++++ DATA IN THIS EXERCISE

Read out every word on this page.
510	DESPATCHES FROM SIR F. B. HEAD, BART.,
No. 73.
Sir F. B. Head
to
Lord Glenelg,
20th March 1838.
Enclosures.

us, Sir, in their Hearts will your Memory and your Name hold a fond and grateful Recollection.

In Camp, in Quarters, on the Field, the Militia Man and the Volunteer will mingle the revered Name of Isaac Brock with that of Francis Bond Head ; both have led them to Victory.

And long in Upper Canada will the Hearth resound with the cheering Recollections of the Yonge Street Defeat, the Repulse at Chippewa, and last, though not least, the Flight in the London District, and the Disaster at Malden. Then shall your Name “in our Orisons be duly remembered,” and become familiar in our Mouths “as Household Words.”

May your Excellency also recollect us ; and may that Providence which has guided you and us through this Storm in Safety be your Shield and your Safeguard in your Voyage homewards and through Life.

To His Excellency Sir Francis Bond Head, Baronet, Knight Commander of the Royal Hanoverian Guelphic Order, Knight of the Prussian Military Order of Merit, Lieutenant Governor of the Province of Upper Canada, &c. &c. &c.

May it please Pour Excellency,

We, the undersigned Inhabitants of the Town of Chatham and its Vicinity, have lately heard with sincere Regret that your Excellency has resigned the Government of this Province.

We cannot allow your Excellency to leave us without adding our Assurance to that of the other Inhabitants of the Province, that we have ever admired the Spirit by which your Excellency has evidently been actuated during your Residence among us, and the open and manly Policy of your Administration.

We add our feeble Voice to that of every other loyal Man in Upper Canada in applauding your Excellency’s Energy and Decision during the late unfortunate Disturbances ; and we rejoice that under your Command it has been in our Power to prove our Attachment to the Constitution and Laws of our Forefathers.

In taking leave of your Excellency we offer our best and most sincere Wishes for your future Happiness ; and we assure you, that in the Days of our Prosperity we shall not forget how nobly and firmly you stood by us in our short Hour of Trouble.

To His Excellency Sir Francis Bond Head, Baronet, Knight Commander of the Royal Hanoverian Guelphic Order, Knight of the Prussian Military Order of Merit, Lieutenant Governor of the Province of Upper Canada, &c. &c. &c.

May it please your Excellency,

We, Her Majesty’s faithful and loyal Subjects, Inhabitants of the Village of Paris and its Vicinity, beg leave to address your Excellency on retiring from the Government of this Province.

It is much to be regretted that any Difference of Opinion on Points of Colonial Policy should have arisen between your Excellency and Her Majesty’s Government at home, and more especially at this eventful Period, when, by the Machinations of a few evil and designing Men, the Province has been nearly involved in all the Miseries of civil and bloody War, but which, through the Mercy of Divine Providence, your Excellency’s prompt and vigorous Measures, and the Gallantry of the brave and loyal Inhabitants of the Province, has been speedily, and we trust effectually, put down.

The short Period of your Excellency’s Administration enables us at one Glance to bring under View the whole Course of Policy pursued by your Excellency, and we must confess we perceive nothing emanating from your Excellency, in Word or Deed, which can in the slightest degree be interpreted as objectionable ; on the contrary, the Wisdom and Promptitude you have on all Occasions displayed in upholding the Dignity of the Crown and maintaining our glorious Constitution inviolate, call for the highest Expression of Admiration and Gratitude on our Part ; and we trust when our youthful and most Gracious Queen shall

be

++++++++

**SHORT TASK**
Write out the records above again, keeping each one identical to the original.

**ANSWER**
Read out every word on this page.
510	DESPATCHES FROM SIR F. B. HEAD, BART.,
No. 73.
Sir F. B. Head
to
Lord Glenelg,
20th March 1838.
Enclosures.

us, Sir, in their Hearts will your Memory and your Name hold a fond and grateful Recollection.

In Camp, in Quarters, on the Field, the Militia Man and the Volunteer will mingle the revered Name of Isaac Brock with that of Francis Bond Head ; both have led them to Victory.

And long in Upper Canada will the Hearth resound with the cheering Recollections of the Yonge Street Defeat, the Repulse at Chippewa, and last, though not least, the Flight in the London District, and the Disaster at Malden. Then shall your Name “in our Orisons be duly remembered,” and become familiar in our Mouths “as Household Words.”

May your Excellency also recollect us ; and may that Providence which has guided you and us through this Storm in Safety be your Shield and your Safeguard in your Voyage homewards and through Life.

To His Excellency Sir Francis Bond Head, Baronet, Knight Commander of the Royal Hanoverian Guelphic Order, Knight of the Prussian Military Order of Merit, Lieutenant Governor of the Province of Upper Canada, &c. &c. &c.

May it please Pour Excellency,

We, the undersigned Inhabitants of the Town of Chatham and its Vicinity, have lately heard with sincere Regret that your Excellency has resigned the Government of this Province.

We cannot allow your Excellency to leave us without adding our Assurance to that of the other Inhabitants of the Province, that we have ever admired the Spirit by which your Excellency has evidently been actuated during your Residence among us, and the open and manly Policy of your Administration.

We add our feeble Voice to that of every other loyal Man in Upper Canada in applauding your Excellency’s Energy and Decision during the late unfortunate Disturbances ; and we rejoice that under your Command it has been in our Power to prove our Attachment to the Constitution and Laws of our Forefathers.

In taking leave of your Excellency we offer our best and most sincere Wishes for your future Happiness ; and we assure you, that in the Days of our Prosperity we shall not forget how nobly and firmly you stood by us in our short Hour of Trouble.

To His Excellency Sir Francis Bond Head, Baronet, Knight Commander of the Royal Hanoverian Guelphic Order, Knight of the Prussian Military Order of Merit, Lieutenant Governor of the Province of Upper Canada, &c. &c. &c.

May it please your Excellency,

We, Her Majesty’s faithful and loyal Subjects, Inhabitants of the Village of Paris and its Vicinity, beg leave to address your Excellency on retiring from the Government of this Province.

It is much to be regretted that any Difference of Opinion on Points of Colonial Policy should have arisen between your Excellency and Her Majesty’s Government at home, and more especially at this eventful Period, when, by the Machinations of a few evil and designing Men, the Province has been nearly involved in all the Miseries of civil and bloody War, but which, through the Mercy of Divine Providence, your Excellency’s prompt and vigorous Measures, and the Gallantry of the brave and loyal Inhabitants of the Province, has been speedily, and we trust effectually, put down.

The short Period of your Excellency’s Administration enables us at one Glance to bring under View the whole Course of Policy pursued by your Excellency, and we must confess we perceive nothing emanating from your Excellency, in Word or Deed, which can in the slightest degree be interpreted as objectionable ; on the contrary, the Wisdom and Promptitude you have on all Occasions displayed in upholding the Dignity of the Crown and maintaining our glorious Constitution inviolate, call for the highest Expression of Admiration and Gratitude on our Part ; and we trust when our youthful and most Gracious Queen shall

be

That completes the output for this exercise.